Exercise task
Find every line with the string "type" in it, count them, and reply with that count only.

[Records about charts and figures]
━━━━━━━━━━━━━━━━━━━━

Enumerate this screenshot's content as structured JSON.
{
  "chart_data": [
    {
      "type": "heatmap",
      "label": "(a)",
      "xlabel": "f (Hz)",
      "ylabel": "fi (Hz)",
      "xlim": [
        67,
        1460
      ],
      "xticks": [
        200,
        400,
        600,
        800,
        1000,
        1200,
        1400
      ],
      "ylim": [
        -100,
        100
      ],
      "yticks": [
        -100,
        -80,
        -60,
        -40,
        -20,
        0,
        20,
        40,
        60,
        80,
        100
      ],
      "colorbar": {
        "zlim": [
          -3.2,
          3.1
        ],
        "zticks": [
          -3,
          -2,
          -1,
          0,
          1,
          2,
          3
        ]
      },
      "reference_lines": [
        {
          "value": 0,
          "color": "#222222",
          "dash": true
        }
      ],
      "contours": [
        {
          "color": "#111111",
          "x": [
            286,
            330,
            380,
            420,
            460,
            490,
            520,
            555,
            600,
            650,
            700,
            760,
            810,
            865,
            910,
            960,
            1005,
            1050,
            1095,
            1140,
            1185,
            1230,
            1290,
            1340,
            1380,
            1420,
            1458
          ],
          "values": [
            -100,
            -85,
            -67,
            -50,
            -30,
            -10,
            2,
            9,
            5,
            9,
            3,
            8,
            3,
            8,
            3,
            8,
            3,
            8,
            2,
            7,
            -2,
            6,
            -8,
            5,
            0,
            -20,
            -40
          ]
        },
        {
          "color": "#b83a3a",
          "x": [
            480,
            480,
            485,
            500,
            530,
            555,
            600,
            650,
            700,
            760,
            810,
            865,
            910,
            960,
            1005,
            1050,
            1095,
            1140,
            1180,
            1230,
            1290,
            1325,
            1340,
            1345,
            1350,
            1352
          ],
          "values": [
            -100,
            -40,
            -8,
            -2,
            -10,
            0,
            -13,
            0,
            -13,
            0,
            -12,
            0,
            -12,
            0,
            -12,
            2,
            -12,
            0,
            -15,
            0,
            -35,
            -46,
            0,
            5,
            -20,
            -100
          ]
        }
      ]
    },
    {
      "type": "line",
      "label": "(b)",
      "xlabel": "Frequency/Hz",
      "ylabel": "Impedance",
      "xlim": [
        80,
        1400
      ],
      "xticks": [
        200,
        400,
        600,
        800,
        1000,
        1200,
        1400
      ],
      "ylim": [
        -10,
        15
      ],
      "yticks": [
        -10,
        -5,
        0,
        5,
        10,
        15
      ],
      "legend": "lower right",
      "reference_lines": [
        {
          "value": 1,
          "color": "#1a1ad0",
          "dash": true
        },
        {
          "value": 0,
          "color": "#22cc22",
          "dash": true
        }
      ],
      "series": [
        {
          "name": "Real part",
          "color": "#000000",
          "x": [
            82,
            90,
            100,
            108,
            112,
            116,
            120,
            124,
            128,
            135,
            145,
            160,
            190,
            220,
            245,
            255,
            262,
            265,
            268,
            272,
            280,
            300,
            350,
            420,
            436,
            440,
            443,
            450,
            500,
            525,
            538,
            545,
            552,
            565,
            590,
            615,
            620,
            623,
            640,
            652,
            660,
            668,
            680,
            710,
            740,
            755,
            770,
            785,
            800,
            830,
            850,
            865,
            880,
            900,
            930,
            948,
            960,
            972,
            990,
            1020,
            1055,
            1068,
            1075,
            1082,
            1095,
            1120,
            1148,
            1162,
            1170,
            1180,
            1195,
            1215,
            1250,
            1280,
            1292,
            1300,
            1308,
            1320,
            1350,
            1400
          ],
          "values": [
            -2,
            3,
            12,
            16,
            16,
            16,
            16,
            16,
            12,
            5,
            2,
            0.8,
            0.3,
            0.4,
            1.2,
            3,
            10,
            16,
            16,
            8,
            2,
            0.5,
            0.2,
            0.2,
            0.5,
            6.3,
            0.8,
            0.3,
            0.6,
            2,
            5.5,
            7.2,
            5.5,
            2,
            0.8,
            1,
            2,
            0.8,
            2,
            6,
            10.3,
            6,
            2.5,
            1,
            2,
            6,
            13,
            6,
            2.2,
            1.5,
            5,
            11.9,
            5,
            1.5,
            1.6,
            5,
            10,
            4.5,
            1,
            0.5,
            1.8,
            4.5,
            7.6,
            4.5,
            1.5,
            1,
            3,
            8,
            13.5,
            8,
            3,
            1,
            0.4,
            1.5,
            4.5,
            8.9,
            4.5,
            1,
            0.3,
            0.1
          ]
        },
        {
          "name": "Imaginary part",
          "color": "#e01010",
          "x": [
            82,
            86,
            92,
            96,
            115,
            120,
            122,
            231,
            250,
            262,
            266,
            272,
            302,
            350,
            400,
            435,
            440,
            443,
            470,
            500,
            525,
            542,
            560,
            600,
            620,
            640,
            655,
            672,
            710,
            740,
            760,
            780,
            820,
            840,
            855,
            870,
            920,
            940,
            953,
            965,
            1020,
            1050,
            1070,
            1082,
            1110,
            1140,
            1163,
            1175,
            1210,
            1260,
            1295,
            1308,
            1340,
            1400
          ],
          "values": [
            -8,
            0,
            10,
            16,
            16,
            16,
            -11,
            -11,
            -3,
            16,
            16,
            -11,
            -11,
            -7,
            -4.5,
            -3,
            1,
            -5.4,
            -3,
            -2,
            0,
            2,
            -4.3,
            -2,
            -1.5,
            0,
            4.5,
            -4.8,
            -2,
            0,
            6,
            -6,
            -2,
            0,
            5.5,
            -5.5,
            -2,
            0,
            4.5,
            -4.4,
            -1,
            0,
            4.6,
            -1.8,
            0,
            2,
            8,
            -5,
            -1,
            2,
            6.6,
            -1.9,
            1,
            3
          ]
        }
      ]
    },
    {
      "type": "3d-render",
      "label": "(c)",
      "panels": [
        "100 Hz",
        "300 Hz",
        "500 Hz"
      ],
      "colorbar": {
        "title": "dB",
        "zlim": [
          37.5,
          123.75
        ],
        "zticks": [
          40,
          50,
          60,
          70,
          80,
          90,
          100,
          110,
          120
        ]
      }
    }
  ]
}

━━━━━━━━━━━━━━━━━━━━

Result below
3